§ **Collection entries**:
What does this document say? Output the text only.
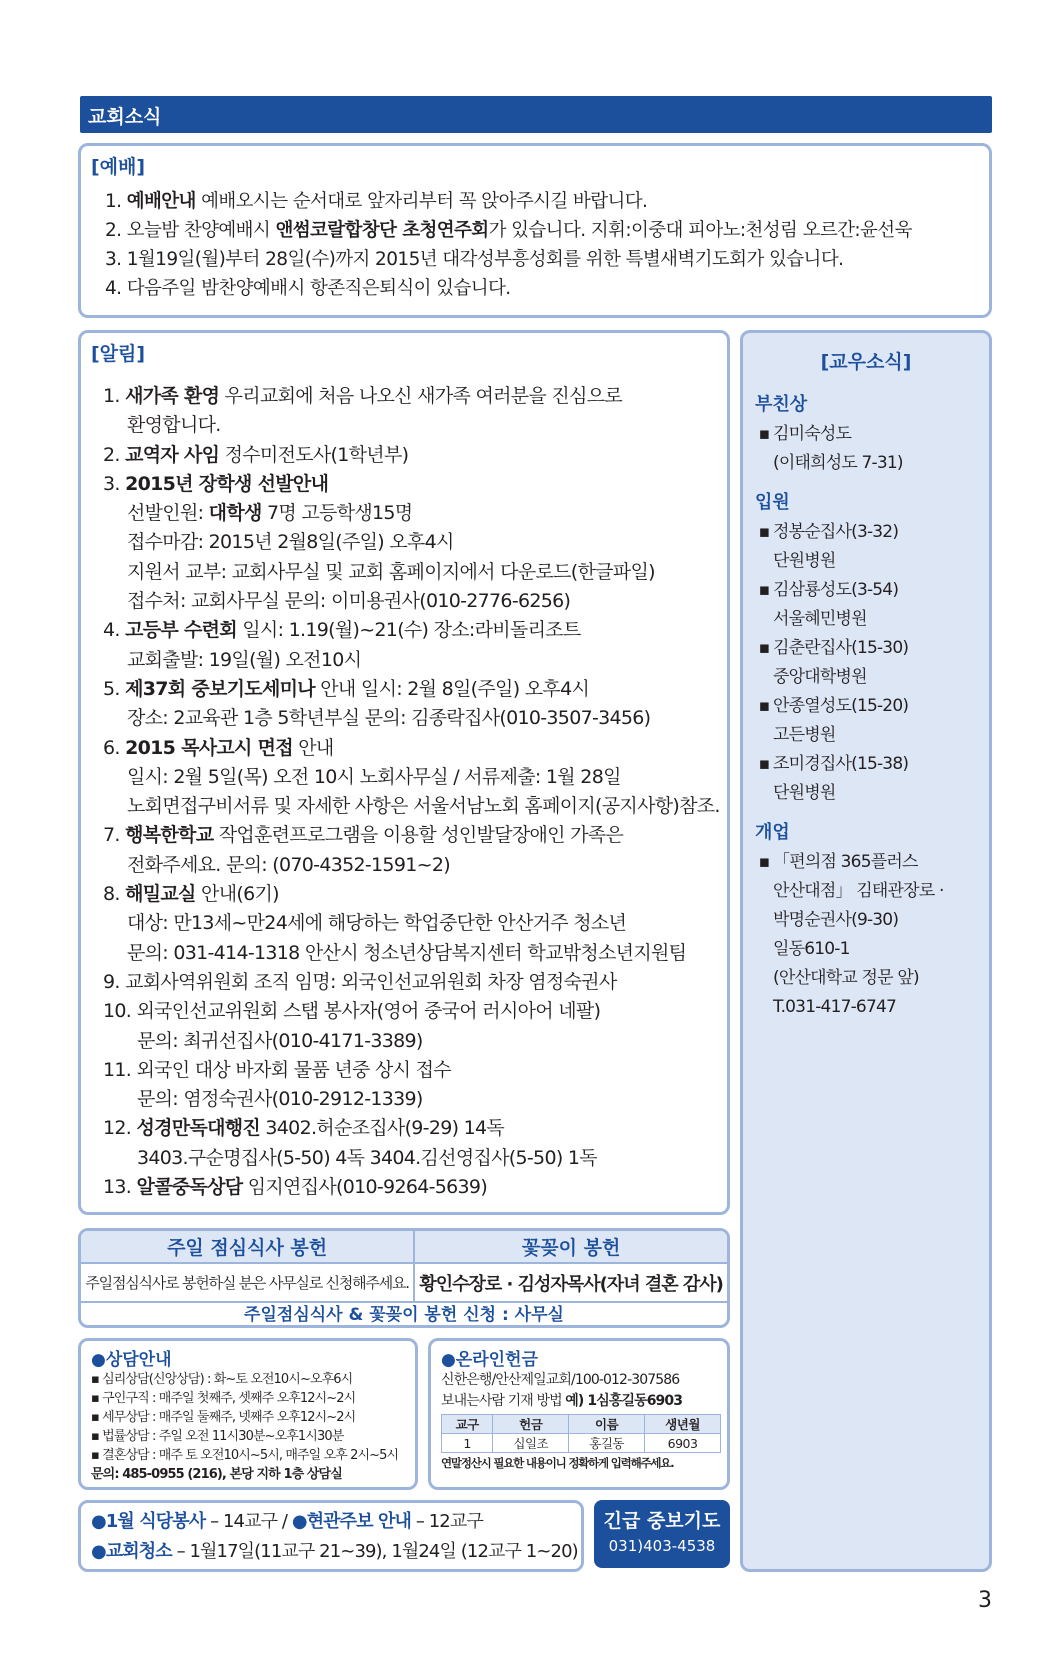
교회소식
[예배]
1. 예배안내 예배오시는 순서대로 앞자리부터 꼭 앉아주시길 바랍니다.
2. 오늘밤 찬양예배시 앤썸코랄합창단 초청연주회가 있습니다. 지휘:이중대 피아노:천성림 오르간:윤선욱
3. 1월19일(월)부터 28일(수)까지 2015년 대각성부흥성회를 위한 특별새벽기도회가 있습니다.
4. 다음주일 밤찬양예배시 항존직은퇴식이 있습니다.
[알림]
1. 새가족 환영 우리교회에 처음 나오신 새가족 여러분을 진심으로
환영합니다.
2. 교역자 사임 정수미전도사(1학년부)
3. 2015년 장학생 선발안내
선발인원: 대학생 7명 고등학생15명
접수마감: 2015년 2월8일(주일) 오후4시
지원서 교부: 교회사무실 및 교회 홈페이지에서 다운로드(한글파일)
접수처: 교회사무실 문의: 이미용권사(010-2776-6256)
4. 고등부 수련회 일시: 1.19(월)~21(수) 장소:라비돌리조트
교회출발: 19일(월) 오전10시
5. 제37회 중보기도세미나 안내 일시: 2월 8일(주일) 오후4시
장소: 2교육관 1층 5학년부실 문의: 김종락집사(010-3507-3456)
6. 2015 목사고시 면접 안내
일시: 2월 5일(목) 오전 10시 노회사무실 / 서류제출: 1월 28일
노회면접구비서류 및 자세한 사항은 서울서남노회 홈페이지(공지사항)참조.
7. 행복한학교 작업훈련프로그램을 이용할 성인발달장애인 가족은
전화주세요. 문의: (070-4352-1591~2)
8. 해밀교실 안내(6기)
대상: 만13세~만24세에 해당하는 학업중단한 안산거주 청소년
문의: 031-414-1318 안산시 청소년상담복지센터 학교밖청소년지원팀
9. 교회사역위원회 조직 임명: 외국인선교위원회 차장 염정숙권사
10. 외국인선교위원회 스탭 봉사자(영어 중국어 러시아어 네팔)
문의: 최귀선집사(010-4171-3389)
11. 외국인 대상 바자회 물품 년중 상시 접수
문의: 염정숙권사(010-2912-1339)
12. 성경만독대행진 3402.허순조집사(9-29) 14독
3403.구순명집사(5-50) 4독 3404.김선영집사(5-50) 1독
13. 알콜중독상담 임지연집사(010-9264-5639)
[교우소식]
부친상
▪ 김미숙성도
(이태희성도 7-31)
입원
▪ 정봉순집사(3-32)
단원병원
▪ 김삼룡성도(3-54)
서울혜민병원
▪ 김춘란집사(15-30)
중앙대학병원
▪ 안종열성도(15-20)
고든병원
▪ 조미경집사(15-38)
단원병원
개업
▪ 「편의점 365플러스
안산대점」 김태관장로 ·
박명순권사(9-30)
일동610-1
(안산대학교 정문 앞)
T.031-417-6747
주일 점심식사 봉헌	꽃꽂이 봉헌
주일점심식사로 봉헌하실 분은 사무실로 신청해주세요.	황인수장로 · 김성자목사(자녀 결혼 감사)
주일점심식사 & 꽃꽂이 봉헌 신청 : 사무실
●상담안내
▪ 심리상담(신앙상담) : 화~토 오전10시~오후6시
▪ 구인구직 : 매주일 첫째주, 셋째주 오후12시~2시
▪ 세무상담 : 매주일 둘째주, 넷째주 오후12시~2시
▪ 법률상담 : 주일 오전 11시30분~오후1시30분
▪ 결혼상담 : 매주 토 오전10시~5시, 매주일 오후 2시~5시
문의: 485-0955 (216), 본당 지하 1층 상담실
●온라인헌금
신한은행/안산제일교회/100-012-307586
보내는사람 기재 방법 예) 1심홍길동6903
교구	헌금	이름	생년월
1	십일조	홍길동	6903
연말정산시 필요한 내용이니 정확하게 입력해주세요.
●1월 식당봉사 – 14교구 / ●현관주보 안내 – 12교구
●교회청소 – 1월17일(11교구 21~39), 1월24일 (12교구 1~20)
긴급 중보기도
031)403-4538
3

§ **Given problem**: Without including any pictures, please restate all the records exactly.

§ **Finished answer**:
What does this document say? Output the text only.
교회소식
[예배]
1. 예배안내 예배오시는 순서대로 앞자리부터 꼭 앉아주시길 바랍니다.
2. 오늘밤 찬양예배시 앤썸코랄합창단 초청연주회가 있습니다. 지휘:이중대 피아노:천성림 오르간:윤선욱
3. 1월19일(월)부터 28일(수)까지 2015년 대각성부흥성회를 위한 특별새벽기도회가 있습니다.
4. 다음주일 밤찬양예배시 항존직은퇴식이 있습니다.
[알림]
1. 새가족 환영 우리교회에 처음 나오신 새가족 여러분을 진심으로
환영합니다.
2. 교역자 사임 정수미전도사(1학년부)
3. 2015년 장학생 선발안내
선발인원: 대학생 7명 고등학생15명
접수마감: 2015년 2월8일(주일) 오후4시
지원서 교부: 교회사무실 및 교회 홈페이지에서 다운로드(한글파일)
접수처: 교회사무실 문의: 이미용권사(010-2776-6256)
4. 고등부 수련회 일시: 1.19(월)~21(수) 장소:라비돌리조트
교회출발: 19일(월) 오전10시
5. 제37회 중보기도세미나 안내 일시: 2월 8일(주일) 오후4시
장소: 2교육관 1층 5학년부실 문의: 김종락집사(010-3507-3456)
6. 2015 목사고시 면접 안내
일시: 2월 5일(목) 오전 10시 노회사무실 / 서류제출: 1월 28일
노회면접구비서류 및 자세한 사항은 서울서남노회 홈페이지(공지사항)참조.
7. 행복한학교 작업훈련프로그램을 이용할 성인발달장애인 가족은
전화주세요. 문의: (070-4352-1591~2)
8. 해밀교실 안내(6기)
대상: 만13세~만24세에 해당하는 학업중단한 안산거주 청소년
문의: 031-414-1318 안산시 청소년상담복지센터 학교밖청소년지원팀
9. 교회사역위원회 조직 임명: 외국인선교위원회 차장 염정숙권사
10. 외국인선교위원회 스탭 봉사자(영어 중국어 러시아어 네팔)
문의: 최귀선집사(010-4171-3389)
11. 외국인 대상 바자회 물품 년중 상시 접수
문의: 염정숙권사(010-2912-1339)
12. 성경만독대행진 3402.허순조집사(9-29) 14독
3403.구순명집사(5-50) 4독 3404.김선영집사(5-50) 1독
13. 알콜중독상담 임지연집사(010-9264-5639)
[교우소식]
부친상
▪ 김미숙성도
(이태희성도 7-31)
입원
▪ 정봉순집사(3-32)
단원병원
▪ 김삼룡성도(3-54)
서울혜민병원
▪ 김춘란집사(15-30)
중앙대학병원
▪ 안종열성도(15-20)
고든병원
▪ 조미경집사(15-38)
단원병원
개업
▪ 「편의점 365플러스
안산대점」 김태관장로 ·
박명순권사(9-30)
일동610-1
(안산대학교 정문 앞)
T.031-417-6747
주일 점심식사 봉헌	꽃꽂이 봉헌
주일점심식사로 봉헌하실 분은 사무실로 신청해주세요.	황인수장로 · 김성자목사(자녀 결혼 감사)
주일점심식사 & 꽃꽂이 봉헌 신청 : 사무실
●상담안내
▪ 심리상담(신앙상담) : 화~토 오전10시~오후6시
▪ 구인구직 : 매주일 첫째주, 셋째주 오후12시~2시
▪ 세무상담 : 매주일 둘째주, 넷째주 오후12시~2시
▪ 법률상담 : 주일 오전 11시30분~오후1시30분
▪ 결혼상담 : 매주 토 오전10시~5시, 매주일 오후 2시~5시
문의: 485-0955 (216), 본당 지하 1층 상담실
●온라인헌금
신한은행/안산제일교회/100-012-307586
보내는사람 기재 방법 예) 1심홍길동6903
교구	헌금	이름	생년월
1	십일조	홍길동	6903
연말정산시 필요한 내용이니 정확하게 입력해주세요.
●1월 식당봉사 – 14교구 / ●현관주보 안내 – 12교구
●교회청소 – 1월17일(11교구 21~39), 1월24일 (12교구 1~20)
긴급 중보기도
031)403-4538
3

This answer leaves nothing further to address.